— Start Data extract —

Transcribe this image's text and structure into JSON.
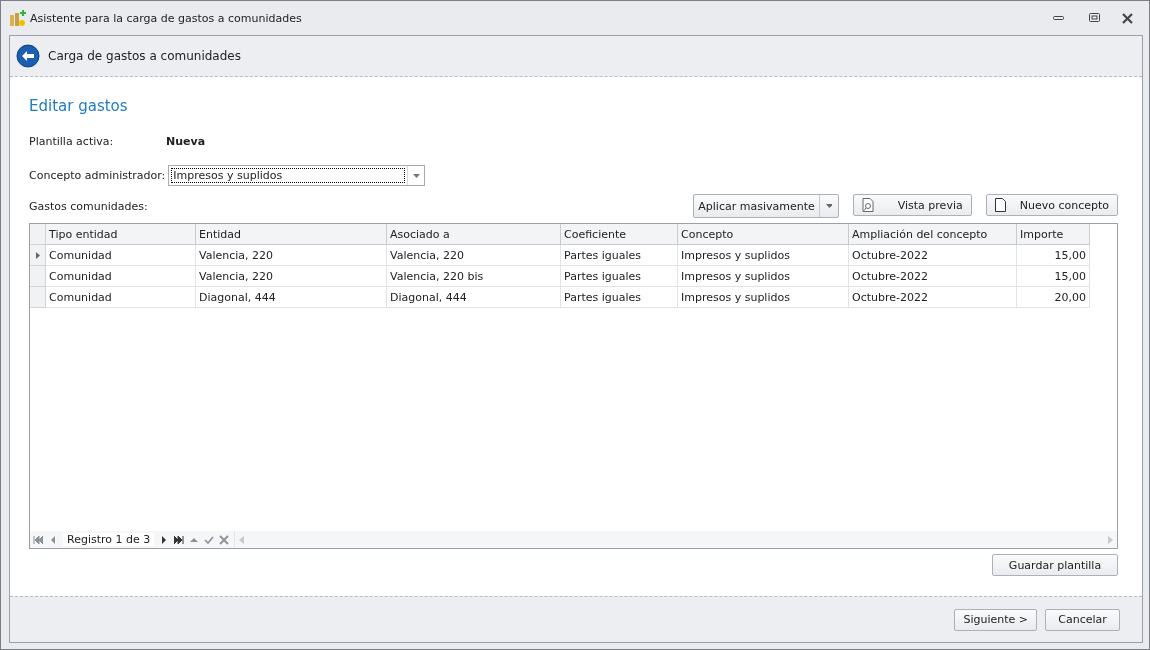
{
  "window": {
    "title": "Asistente para la carga de gastos a comunidades"
  },
  "header": {
    "title": "Carga de gastos a comunidades"
  },
  "section_title": "Editar gastos",
  "active_template": {
    "label": "Plantilla activa:",
    "value": "Nueva"
  },
  "admin_concept": {
    "label": "Concepto administrador:",
    "value": "Impresos y suplidos"
  },
  "grid_label": "Gastos comunidades:",
  "toolbar": [
    {
      "kind": "split",
      "label": "Aplicar masivamente"
    },
    {
      "kind": "preview",
      "label": "Vista previa"
    },
    {
      "kind": "new",
      "label": "Nuevo concepto"
    }
  ],
  "table": {
    "columns": [
      "Tipo entidad",
      "Entidad",
      "Asociado a",
      "Coeficiente",
      "Concepto",
      "Ampliación del concepto",
      "Importe"
    ],
    "rows": [
      {
        "selected": true,
        "cells": [
          "Comunidad",
          "Valencia, 220",
          "Valencia, 220",
          "Partes iguales",
          "Impresos y suplidos",
          "Octubre-2022",
          "15,00"
        ]
      },
      {
        "selected": false,
        "cells": [
          "Comunidad",
          "Valencia, 220",
          "Valencia, 220 bis",
          "Partes iguales",
          "Impresos y suplidos",
          "Octubre-2022",
          "15,00"
        ]
      },
      {
        "selected": false,
        "cells": [
          "Comunidad",
          "Diagonal, 444",
          "Diagonal, 444",
          "Partes iguales",
          "Impresos y suplidos",
          "Octubre-2022",
          "20,00"
        ]
      }
    ],
    "navigator": "Registro 1 de 3"
  },
  "save_button": "Guardar plantilla",
  "footer_buttons": [
    "Siguiente >",
    "Cancelar"
  ]
}
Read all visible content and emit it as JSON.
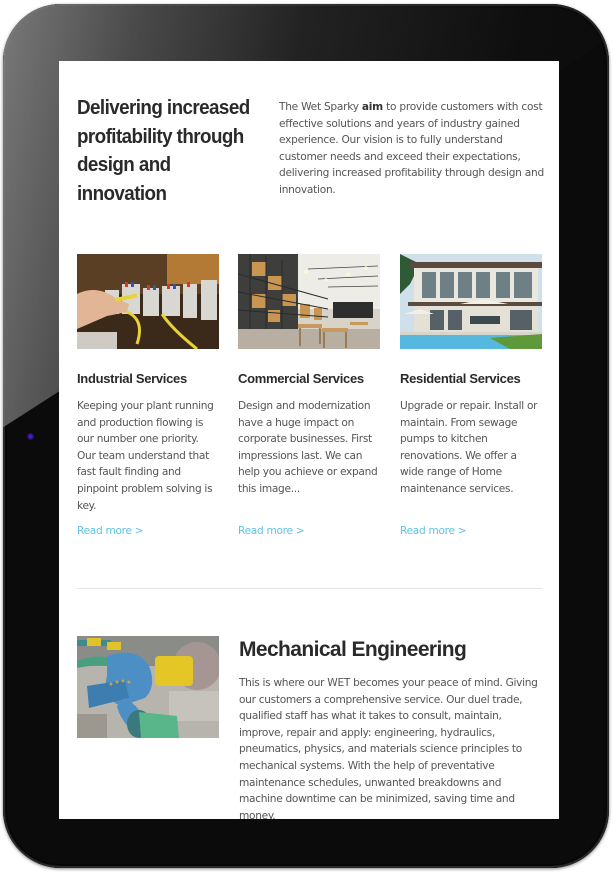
{
  "intro": {
    "heading": "Delivering increased profitability through design and innovation",
    "text_before_bold": "The Wet Sparky ",
    "bold_word": "aim",
    "text_after_bold": " to provide customers with cost effective solutions and years of industry gained experience. Our vision is to fully understand customer needs and exceed their expectations, delivering increased profitability through design and innovation."
  },
  "services": [
    {
      "title": "Industrial Services",
      "description": "Keeping your plant running and production flowing is our number one priority. Our team understand that fast fault finding and pinpoint problem solving is key.",
      "link": "Read more >",
      "image_alt": "Electrician working on an industrial control panel with wiring"
    },
    {
      "title": "Commercial Services",
      "description": "Design and modernization have a huge impact on corporate businesses. First impressions last. We can help you achieve or expand this image...",
      "link": "Read more >",
      "image_alt": "Modern commercial interior with shelving and pendant lights"
    },
    {
      "title": "Residential Services",
      "description": "Upgrade or repair. Install or maintain. From sewage pumps to kitchen renovations. We offer a wide range of Home maintenance services.",
      "link": "Read more >",
      "image_alt": "Modern house with swimming pool and patio umbrellas"
    }
  ],
  "mechanical": {
    "title": "Mechanical Engineering",
    "description": "This is where our WET becomes your peace of mind. Giving our customers a comprehensive service. Our duel trade, qualified staff has what it takes to consult, maintain, improve, repair and apply: engineering, hydraulics, pneumatics, physics, and materials science principles to mechanical systems. With the help of preventative maintenance schedules, unwanted breakdowns and machine downtime can be minimized, saving time and money.",
    "image_alt": "Blue industrial water pump with yellow coupling guard"
  },
  "colors": {
    "link": "#5fc2e3",
    "heading": "#2a2a2a",
    "body_text": "#555555",
    "bezel": "#0b0b0b"
  }
}
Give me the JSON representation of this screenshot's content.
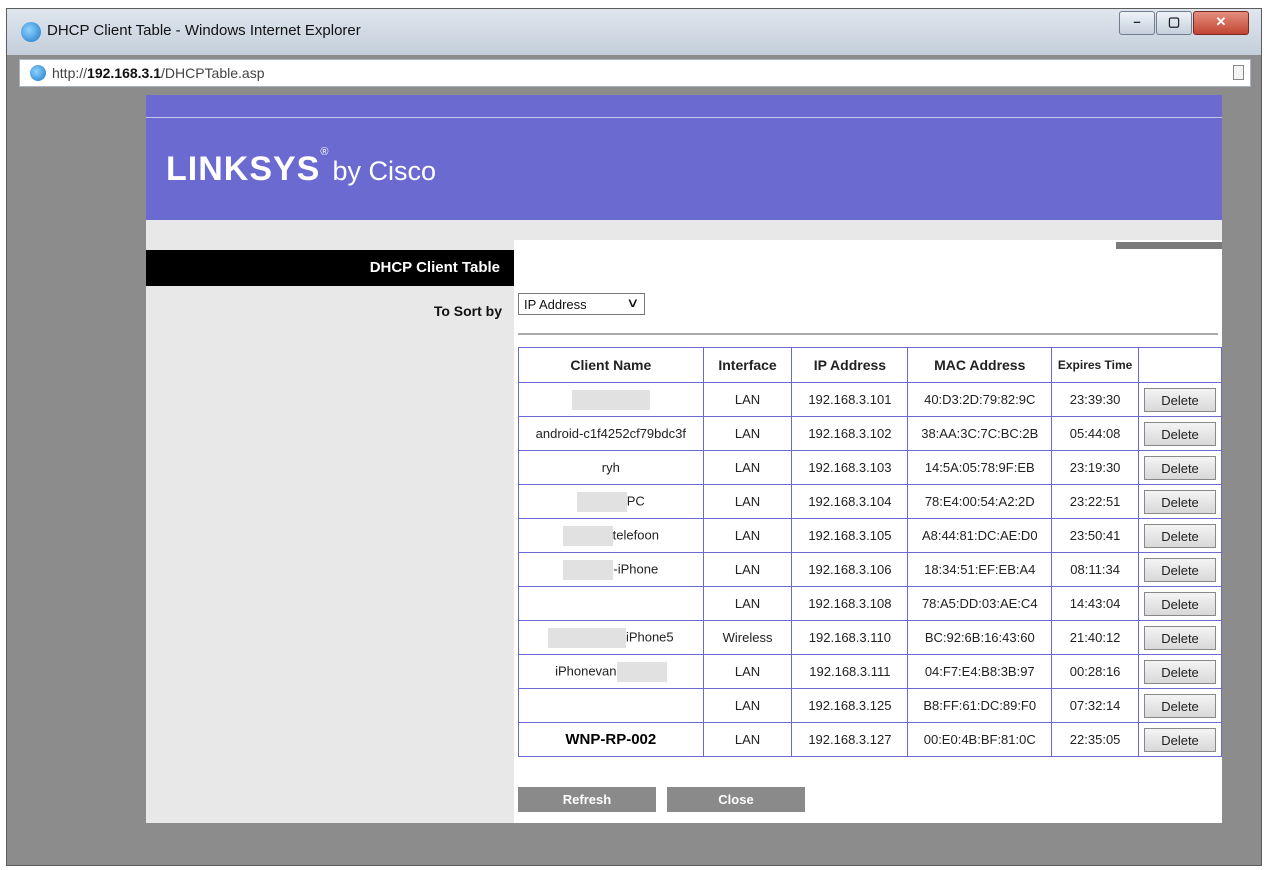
{
  "window": {
    "title": "DHCP Client Table - Windows Internet Explorer",
    "controls": {
      "minimize": "–",
      "maximize": "▢",
      "close": "✕"
    }
  },
  "address_bar": {
    "prefix": "http://",
    "host": "192.168.3.1",
    "path": "/DHCPTable.asp"
  },
  "header": {
    "brand": "LINKSYS",
    "registered": "®",
    "by": "by Cisco",
    "brand_color": "#6a6ad0"
  },
  "sidebar": {
    "title": "DHCP Client Table",
    "sort_label": "To Sort by"
  },
  "sort": {
    "selected": "IP Address"
  },
  "table": {
    "columns": [
      "Client Name",
      "Interface",
      "IP Address",
      "MAC Address",
      "Expires Time",
      ""
    ],
    "rows": [
      {
        "name": "",
        "name_redact": "full",
        "interface": "LAN",
        "ip": "192.168.3.101",
        "mac": "40:D3:2D:79:82:9C",
        "expires": "23:39:30",
        "action": "Delete"
      },
      {
        "name": "android-c1f4252cf79bdc3f",
        "interface": "LAN",
        "ip": "192.168.3.102",
        "mac": "38:AA:3C:7C:BC:2B",
        "expires": "05:44:08",
        "action": "Delete"
      },
      {
        "name": "ryh",
        "interface": "LAN",
        "ip": "192.168.3.103",
        "mac": "14:5A:05:78:9F:EB",
        "expires": "23:19:30",
        "action": "Delete"
      },
      {
        "name": "PC",
        "name_redact": "before",
        "interface": "LAN",
        "ip": "192.168.3.104",
        "mac": "78:E4:00:54:A2:2D",
        "expires": "23:22:51",
        "action": "Delete"
      },
      {
        "name": "telefoon",
        "name_redact": "before",
        "interface": "LAN",
        "ip": "192.168.3.105",
        "mac": "A8:44:81:DC:AE:D0",
        "expires": "23:50:41",
        "action": "Delete"
      },
      {
        "name": "-iPhone",
        "name_redact": "before",
        "interface": "LAN",
        "ip": "192.168.3.106",
        "mac": "18:34:51:EF:EB:A4",
        "expires": "08:11:34",
        "action": "Delete"
      },
      {
        "name": "",
        "interface": "LAN",
        "ip": "192.168.3.108",
        "mac": "78:A5:DD:03:AE:C4",
        "expires": "14:43:04",
        "action": "Delete"
      },
      {
        "name": "iPhone5",
        "name_redact": "before",
        "interface": "Wireless",
        "ip": "192.168.3.110",
        "mac": "BC:92:6B:16:43:60",
        "expires": "21:40:12",
        "action": "Delete"
      },
      {
        "name": "iPhonevan",
        "name_redact": "after",
        "interface": "LAN",
        "ip": "192.168.3.111",
        "mac": "04:F7:E4:B8:3B:97",
        "expires": "00:28:16",
        "action": "Delete"
      },
      {
        "name": "",
        "interface": "LAN",
        "ip": "192.168.3.125",
        "mac": "B8:FF:61:DC:89:F0",
        "expires": "07:32:14",
        "action": "Delete"
      },
      {
        "name": "WNP-RP-002",
        "bold": true,
        "interface": "LAN",
        "ip": "192.168.3.127",
        "mac": "00:E0:4B:BF:81:0C",
        "expires": "22:35:05",
        "action": "Delete"
      }
    ]
  },
  "buttons": {
    "refresh": "Refresh",
    "close": "Close"
  }
}
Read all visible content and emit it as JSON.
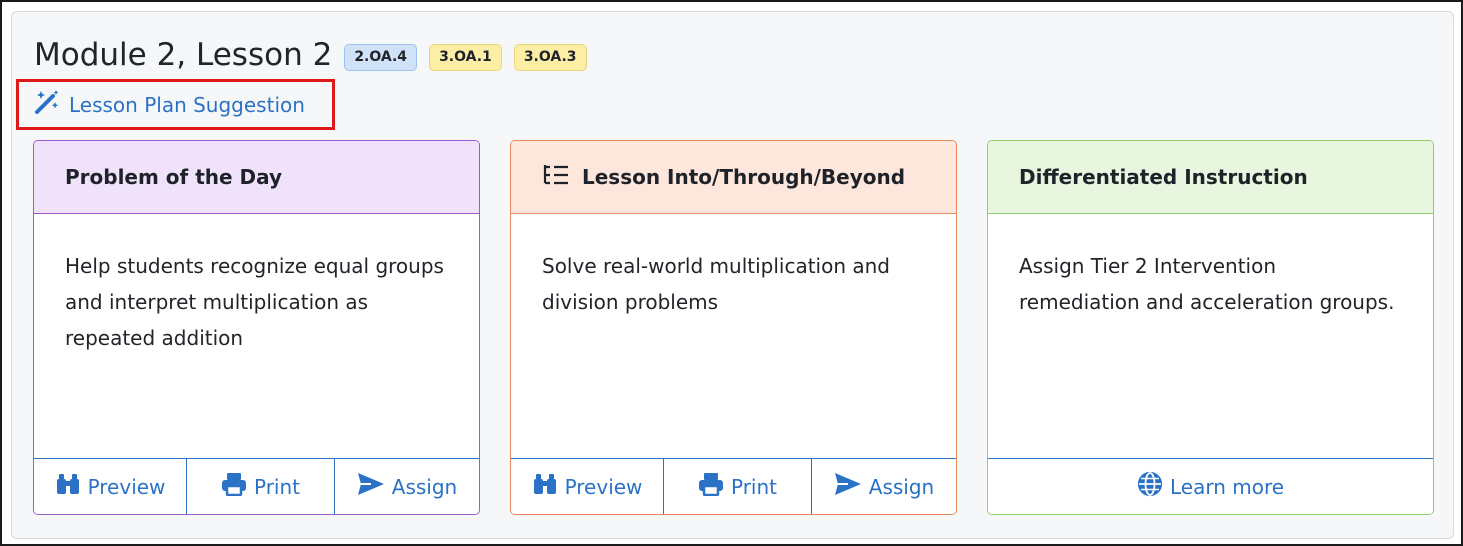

— End Data extract —

## What is asked
Copy all the entries word for word. Omit any pictures.

## Result
Transcribe this image's text and structure into JSON.
{
  "window": {
    "title": "Asistente para la carga de gastos a comunidades"
  },
  "header": {
    "title": "Carga de gastos a comunidades"
  },
  "section_title": "Editar gastos",
  "active_template": {
    "label": "Plantilla activa:",
    "value": "Nueva"
  },
  "admin_concept": {
    "label": "Concepto administrador:",
    "value": "Impresos y suplidos"
  },
  "grid_label": "Gastos comunidades:",
  "toolbar": [
    {
      "kind": "split",
      "label": "Aplicar masivamente"
    },
    {
      "kind": "preview",
      "label": "Vista previa"
    },
    {
      "kind": "new",
      "label": "Nuevo concepto"
    }
  ],
  "table": {
    "columns": [
      "Tipo entidad",
      "Entidad",
      "Asociado a",
      "Coeficiente",
      "Concepto",
      "Ampliación del concepto",
      "Importe"
    ],
    "rows": [
      {
        "selected": true,
        "cells": [
          "Comunidad",
          "Valencia, 220",
          "Valencia, 220",
          "Partes iguales",
          "Impresos y suplidos",
          "Octubre-2022",
          "15,00"
        ]
      },
      {
        "selected": false,
        "cells": [
          "Comunidad",
          "Valencia, 220",
          "Valencia, 220 bis",
          "Partes iguales",
          "Impresos y suplidos",
          "Octubre-2022",
          "15,00"
        ]
      },
      {
        "selected": false,
        "cells": [
          "Comunidad",
          "Diagonal, 444",
          "Diagonal, 444",
          "Partes iguales",
          "Impresos y suplidos",
          "Octubre-2022",
          "20,00"
        ]
      }
    ],
    "navigator": "Registro 1 de 3"
  },
  "save_button": "Guardar plantilla",
  "footer_buttons": [
    "Siguiente >",
    "Cancelar"
  ]
}
Read all visible content and emit it as JSON.
{
  "intro": {
    "heading": "Delivering increased profitability through design and innovation",
    "text_before_bold": "The Wet Sparky ",
    "bold_word": "aim",
    "text_after_bold": " to provide customers with cost effective solutions and years of industry gained experience. Our vision is to fully understand customer needs and exceed their expectations, delivering increased profitability through design and innovation."
  },
  "services": [
    {
      "title": "Industrial Services",
      "description": "Keeping your plant running and production flowing is our number one priority. Our team understand that fast fault finding and pinpoint problem solving is key.",
      "link": "Read more >",
      "image_alt": "Electrician working on an industrial control panel with wiring"
    },
    {
      "title": "Commercial Services",
      "description": "Design and modernization have a huge impact on corporate businesses. First impressions last. We can help you achieve or expand this image...",
      "link": "Read more >",
      "image_alt": "Modern commercial interior with shelving and pendant lights"
    },
    {
      "title": "Residential Services",
      "description": "Upgrade or repair. Install or maintain. From sewage pumps to kitchen renovations. We offer a wide range of Home maintenance services.",
      "link": "Read more >",
      "image_alt": "Modern house with swimming pool and patio umbrellas"
    }
  ],
  "mechanical": {
    "title": "Mechanical Engineering",
    "description": "This is where our WET becomes your peace of mind. Giving our customers a comprehensive service. Our duel trade, qualified staff has what it takes to consult, maintain, improve, repair and apply: engineering, hydraulics, pneumatics, physics, and materials science principles to mechanical systems. With the help of preventative maintenance schedules, unwanted breakdowns and machine downtime can be minimized, saving time and money.",
    "image_alt": "Blue industrial water pump with yellow coupling guard"
  },
  "colors": {
    "link": "#5fc2e3",
    "heading": "#2a2a2a",
    "body_text": "#555555",
    "bezel": "#0b0b0b"
  }
}
Give me the JSON representation of this screenshot's content.
{
  "window": {
    "title": "DHCP Client Table - Windows Internet Explorer",
    "controls": {
      "minimize": "–",
      "maximize": "▢",
      "close": "✕"
    }
  },
  "address_bar": {
    "prefix": "http://",
    "host": "192.168.3.1",
    "path": "/DHCPTable.asp"
  },
  "header": {
    "brand": "LINKSYS",
    "registered": "®",
    "by": "by Cisco",
    "brand_color": "#6a6ad0"
  },
  "sidebar": {
    "title": "DHCP Client Table",
    "sort_label": "To Sort by"
  },
  "sort": {
    "selected": "IP Address"
  },
  "table": {
    "columns": [
      "Client Name",
      "Interface",
      "IP Address",
      "MAC Address",
      "Expires Time",
      ""
    ],
    "rows": [
      {
        "name": "",
        "name_redact": "full",
        "interface": "LAN",
        "ip": "192.168.3.101",
        "mac": "40:D3:2D:79:82:9C",
        "expires": "23:39:30",
        "action": "Delete"
      },
      {
        "name": "android-c1f4252cf79bdc3f",
        "interface": "LAN",
        "ip": "192.168.3.102",
        "mac": "38:AA:3C:7C:BC:2B",
        "expires": "05:44:08",
        "action": "Delete"
      },
      {
        "name": "ryh",
        "interface": "LAN",
        "ip": "192.168.3.103",
        "mac": "14:5A:05:78:9F:EB",
        "expires": "23:19:30",
        "action": "Delete"
      },
      {
        "name": "PC",
        "name_redact": "before",
        "interface": "LAN",
        "ip": "192.168.3.104",
        "mac": "78:E4:00:54:A2:2D",
        "expires": "23:22:51",
        "action": "Delete"
      },
      {
        "name": "telefoon",
        "name_redact": "before",
        "interface": "LAN",
        "ip": "192.168.3.105",
        "mac": "A8:44:81:DC:AE:D0",
        "expires": "23:50:41",
        "action": "Delete"
      },
      {
        "name": "-iPhone",
        "name_redact": "before",
        "interface": "LAN",
        "ip": "192.168.3.106",
        "mac": "18:34:51:EF:EB:A4",
        "expires": "08:11:34",
        "action": "Delete"
      },
      {
        "name": "",
        "interface": "LAN",
        "ip": "192.168.3.108",
        "mac": "78:A5:DD:03:AE:C4",
        "expires": "14:43:04",
        "action": "Delete"
      },
      {
        "name": "iPhone5",
        "name_redact": "before",
        "interface": "Wireless",
        "ip": "192.168.3.110",
        "mac": "BC:92:6B:16:43:60",
        "expires": "21:40:12",
        "action": "Delete"
      },
      {
        "name": "iPhonevan",
        "name_redact": "after",
        "interface": "LAN",
        "ip": "192.168.3.111",
        "mac": "04:F7:E4:B8:3B:97",
        "expires": "00:28:16",
        "action": "Delete"
      },
      {
        "name": "",
        "interface": "LAN",
        "ip": "192.168.3.125",
        "mac": "B8:FF:61:DC:89:F0",
        "expires": "07:32:14",
        "action": "Delete"
      },
      {
        "name": "WNP-RP-002",
        "bold": true,
        "interface": "LAN",
        "ip": "192.168.3.127",
        "mac": "00:E0:4B:BF:81:0C",
        "expires": "22:35:05",
        "action": "Delete"
      }
    ]
  },
  "buttons": {
    "refresh": "Refresh",
    "close": "Close"
  }
}
Read all visible content and emit it as JSON.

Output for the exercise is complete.